> _Short task_
Copy out every line containing the word "were".

%%

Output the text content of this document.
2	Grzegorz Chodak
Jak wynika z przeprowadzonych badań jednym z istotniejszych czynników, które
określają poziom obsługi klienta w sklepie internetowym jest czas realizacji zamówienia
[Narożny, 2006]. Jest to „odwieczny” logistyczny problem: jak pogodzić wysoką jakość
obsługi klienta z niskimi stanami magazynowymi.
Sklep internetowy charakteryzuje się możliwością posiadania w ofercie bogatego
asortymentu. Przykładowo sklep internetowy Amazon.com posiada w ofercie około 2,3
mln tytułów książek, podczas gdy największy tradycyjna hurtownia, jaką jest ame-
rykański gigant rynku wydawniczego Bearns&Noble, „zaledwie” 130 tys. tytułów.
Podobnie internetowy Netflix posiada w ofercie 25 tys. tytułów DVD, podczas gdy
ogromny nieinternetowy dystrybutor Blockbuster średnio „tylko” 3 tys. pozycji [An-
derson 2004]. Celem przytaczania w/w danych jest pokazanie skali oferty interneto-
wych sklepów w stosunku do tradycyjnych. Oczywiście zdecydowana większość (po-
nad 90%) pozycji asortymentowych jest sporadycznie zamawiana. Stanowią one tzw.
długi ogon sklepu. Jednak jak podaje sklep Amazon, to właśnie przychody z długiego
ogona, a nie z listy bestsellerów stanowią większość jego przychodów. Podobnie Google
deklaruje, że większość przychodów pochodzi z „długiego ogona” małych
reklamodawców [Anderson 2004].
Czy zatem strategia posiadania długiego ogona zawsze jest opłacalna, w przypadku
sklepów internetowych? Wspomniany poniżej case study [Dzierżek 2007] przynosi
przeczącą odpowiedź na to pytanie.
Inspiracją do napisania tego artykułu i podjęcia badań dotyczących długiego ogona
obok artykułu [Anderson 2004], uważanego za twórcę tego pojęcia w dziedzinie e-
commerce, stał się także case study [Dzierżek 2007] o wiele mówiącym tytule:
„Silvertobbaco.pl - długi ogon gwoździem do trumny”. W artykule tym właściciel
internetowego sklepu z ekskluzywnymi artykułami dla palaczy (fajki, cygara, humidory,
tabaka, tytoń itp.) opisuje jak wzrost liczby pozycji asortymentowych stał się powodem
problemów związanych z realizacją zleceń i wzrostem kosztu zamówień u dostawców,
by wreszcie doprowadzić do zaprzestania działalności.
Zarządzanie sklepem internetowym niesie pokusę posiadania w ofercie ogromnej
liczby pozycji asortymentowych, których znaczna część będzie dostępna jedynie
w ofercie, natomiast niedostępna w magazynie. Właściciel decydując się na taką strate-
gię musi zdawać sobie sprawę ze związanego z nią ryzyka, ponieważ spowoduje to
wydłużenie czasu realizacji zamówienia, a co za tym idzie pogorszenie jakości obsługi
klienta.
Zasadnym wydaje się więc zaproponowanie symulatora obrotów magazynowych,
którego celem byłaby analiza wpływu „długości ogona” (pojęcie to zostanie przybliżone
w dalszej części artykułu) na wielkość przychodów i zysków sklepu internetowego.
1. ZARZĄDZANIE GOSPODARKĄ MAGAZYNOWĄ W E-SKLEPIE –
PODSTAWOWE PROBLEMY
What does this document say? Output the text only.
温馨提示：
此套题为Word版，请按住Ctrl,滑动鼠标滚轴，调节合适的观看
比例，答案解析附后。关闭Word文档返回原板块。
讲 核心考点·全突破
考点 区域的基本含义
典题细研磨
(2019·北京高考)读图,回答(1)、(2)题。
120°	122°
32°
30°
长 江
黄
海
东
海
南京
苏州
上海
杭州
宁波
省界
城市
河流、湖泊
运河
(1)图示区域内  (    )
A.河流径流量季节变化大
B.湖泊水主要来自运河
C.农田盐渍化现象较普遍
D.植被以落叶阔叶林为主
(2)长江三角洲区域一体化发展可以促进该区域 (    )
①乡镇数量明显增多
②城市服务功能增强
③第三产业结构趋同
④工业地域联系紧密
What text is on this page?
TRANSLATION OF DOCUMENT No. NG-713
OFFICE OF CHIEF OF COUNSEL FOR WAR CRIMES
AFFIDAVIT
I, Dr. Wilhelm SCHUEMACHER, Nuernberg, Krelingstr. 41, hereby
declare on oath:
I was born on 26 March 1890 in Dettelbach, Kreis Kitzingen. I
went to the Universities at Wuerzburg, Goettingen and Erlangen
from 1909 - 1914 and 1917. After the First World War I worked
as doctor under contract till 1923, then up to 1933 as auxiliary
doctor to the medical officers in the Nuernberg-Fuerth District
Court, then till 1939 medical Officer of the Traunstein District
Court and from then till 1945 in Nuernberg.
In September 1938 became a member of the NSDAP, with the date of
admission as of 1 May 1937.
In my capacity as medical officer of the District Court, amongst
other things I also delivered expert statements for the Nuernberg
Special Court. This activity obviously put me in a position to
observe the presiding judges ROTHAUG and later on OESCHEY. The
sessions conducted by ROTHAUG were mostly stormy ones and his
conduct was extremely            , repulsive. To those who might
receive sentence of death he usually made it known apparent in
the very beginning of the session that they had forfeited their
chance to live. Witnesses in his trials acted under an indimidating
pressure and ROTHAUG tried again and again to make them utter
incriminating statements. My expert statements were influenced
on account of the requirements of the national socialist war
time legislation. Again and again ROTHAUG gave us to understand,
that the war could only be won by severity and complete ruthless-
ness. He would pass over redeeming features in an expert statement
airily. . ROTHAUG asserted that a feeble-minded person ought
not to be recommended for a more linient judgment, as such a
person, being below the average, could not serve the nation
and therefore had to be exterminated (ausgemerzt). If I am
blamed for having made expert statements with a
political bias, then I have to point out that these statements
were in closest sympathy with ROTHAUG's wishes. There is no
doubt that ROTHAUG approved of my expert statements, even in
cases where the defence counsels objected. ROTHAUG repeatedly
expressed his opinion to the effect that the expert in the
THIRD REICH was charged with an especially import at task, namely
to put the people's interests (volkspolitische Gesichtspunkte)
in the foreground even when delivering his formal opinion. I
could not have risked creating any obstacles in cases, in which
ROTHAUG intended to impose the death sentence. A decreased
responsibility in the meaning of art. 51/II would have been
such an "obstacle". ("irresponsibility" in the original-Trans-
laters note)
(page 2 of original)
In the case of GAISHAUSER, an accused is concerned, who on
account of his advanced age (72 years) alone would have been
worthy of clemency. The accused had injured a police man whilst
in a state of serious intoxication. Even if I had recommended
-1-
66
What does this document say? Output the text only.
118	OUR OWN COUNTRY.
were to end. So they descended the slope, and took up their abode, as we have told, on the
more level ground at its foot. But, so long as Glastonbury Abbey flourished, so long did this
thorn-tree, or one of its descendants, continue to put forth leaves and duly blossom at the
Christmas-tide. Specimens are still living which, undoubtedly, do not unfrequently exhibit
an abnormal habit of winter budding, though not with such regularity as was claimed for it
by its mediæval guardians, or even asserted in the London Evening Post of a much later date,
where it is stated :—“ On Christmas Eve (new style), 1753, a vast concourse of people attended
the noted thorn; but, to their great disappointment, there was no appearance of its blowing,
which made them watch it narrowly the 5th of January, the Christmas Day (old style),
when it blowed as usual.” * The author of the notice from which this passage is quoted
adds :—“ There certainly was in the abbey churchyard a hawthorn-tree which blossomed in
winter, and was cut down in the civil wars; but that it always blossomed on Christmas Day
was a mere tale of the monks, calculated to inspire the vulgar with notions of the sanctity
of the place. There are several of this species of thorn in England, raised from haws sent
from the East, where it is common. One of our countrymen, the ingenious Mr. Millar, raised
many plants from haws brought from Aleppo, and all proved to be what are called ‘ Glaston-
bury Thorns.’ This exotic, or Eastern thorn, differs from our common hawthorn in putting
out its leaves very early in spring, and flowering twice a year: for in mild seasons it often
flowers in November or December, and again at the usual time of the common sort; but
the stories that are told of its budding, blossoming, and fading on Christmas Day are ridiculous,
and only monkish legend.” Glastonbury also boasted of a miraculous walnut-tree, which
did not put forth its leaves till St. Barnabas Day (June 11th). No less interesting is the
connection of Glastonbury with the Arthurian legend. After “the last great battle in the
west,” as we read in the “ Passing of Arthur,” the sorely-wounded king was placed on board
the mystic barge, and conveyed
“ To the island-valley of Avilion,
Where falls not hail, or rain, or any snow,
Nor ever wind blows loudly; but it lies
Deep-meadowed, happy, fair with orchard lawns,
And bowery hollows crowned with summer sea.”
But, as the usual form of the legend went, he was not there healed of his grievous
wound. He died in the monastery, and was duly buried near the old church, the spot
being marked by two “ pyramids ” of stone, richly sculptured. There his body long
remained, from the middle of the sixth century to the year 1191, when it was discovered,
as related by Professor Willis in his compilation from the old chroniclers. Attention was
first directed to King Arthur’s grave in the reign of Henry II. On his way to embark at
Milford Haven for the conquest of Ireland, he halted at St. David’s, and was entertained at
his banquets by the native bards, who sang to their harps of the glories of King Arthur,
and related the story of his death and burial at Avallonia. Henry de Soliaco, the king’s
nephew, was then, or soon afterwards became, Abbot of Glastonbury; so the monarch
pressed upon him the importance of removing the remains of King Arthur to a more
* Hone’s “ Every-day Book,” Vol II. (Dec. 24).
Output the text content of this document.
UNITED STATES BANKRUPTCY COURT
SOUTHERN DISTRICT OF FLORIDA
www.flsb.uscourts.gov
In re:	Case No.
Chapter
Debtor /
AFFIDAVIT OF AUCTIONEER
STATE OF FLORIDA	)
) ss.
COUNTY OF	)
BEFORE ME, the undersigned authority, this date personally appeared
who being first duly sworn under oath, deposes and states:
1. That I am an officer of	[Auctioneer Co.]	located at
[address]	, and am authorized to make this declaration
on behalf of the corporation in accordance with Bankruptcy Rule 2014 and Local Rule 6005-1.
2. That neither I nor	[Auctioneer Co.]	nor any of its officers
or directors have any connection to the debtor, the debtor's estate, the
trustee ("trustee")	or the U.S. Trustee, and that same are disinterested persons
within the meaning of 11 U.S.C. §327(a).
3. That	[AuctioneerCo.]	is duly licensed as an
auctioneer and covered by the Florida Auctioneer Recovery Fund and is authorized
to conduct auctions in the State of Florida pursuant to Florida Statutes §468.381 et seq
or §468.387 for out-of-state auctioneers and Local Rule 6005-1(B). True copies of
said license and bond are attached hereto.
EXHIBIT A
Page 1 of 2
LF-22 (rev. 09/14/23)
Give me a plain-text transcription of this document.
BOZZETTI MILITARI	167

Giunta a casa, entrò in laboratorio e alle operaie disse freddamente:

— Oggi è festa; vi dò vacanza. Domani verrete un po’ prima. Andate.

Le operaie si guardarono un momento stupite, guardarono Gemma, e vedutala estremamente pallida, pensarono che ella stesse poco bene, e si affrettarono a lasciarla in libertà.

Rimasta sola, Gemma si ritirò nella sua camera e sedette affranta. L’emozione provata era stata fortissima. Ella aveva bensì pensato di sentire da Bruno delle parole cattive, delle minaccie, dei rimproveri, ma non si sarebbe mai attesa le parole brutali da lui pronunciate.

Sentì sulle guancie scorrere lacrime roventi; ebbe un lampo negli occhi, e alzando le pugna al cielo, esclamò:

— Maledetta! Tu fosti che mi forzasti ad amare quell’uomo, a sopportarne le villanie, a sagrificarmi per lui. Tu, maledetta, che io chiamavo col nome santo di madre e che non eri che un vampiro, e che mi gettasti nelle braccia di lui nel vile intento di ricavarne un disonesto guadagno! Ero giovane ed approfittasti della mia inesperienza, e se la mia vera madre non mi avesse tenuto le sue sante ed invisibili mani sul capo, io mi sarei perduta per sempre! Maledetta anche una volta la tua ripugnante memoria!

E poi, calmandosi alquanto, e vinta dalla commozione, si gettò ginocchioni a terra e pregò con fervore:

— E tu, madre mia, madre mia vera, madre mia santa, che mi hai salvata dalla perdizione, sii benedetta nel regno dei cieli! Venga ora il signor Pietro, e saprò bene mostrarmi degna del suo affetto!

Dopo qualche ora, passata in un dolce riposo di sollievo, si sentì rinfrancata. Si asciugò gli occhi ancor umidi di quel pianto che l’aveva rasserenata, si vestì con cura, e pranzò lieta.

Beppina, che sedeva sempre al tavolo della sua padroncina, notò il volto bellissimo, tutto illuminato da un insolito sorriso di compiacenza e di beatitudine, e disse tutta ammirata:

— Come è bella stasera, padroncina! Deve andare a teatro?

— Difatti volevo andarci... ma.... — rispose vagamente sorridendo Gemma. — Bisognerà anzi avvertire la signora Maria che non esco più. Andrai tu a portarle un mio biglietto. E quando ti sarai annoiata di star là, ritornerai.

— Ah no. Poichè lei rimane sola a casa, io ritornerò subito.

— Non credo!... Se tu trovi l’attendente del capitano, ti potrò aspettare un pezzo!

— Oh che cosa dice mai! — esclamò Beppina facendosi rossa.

%%

> _Result of the exercise_
sessions conducted by ROTHAUG were mostly stormy ones and his
incriminating statements. My expert statements were influenced
were in closest sympathy with ROTHAUG's wishes. There is no
were to end. So they descended the slope, and took up their abode, as we have told, on the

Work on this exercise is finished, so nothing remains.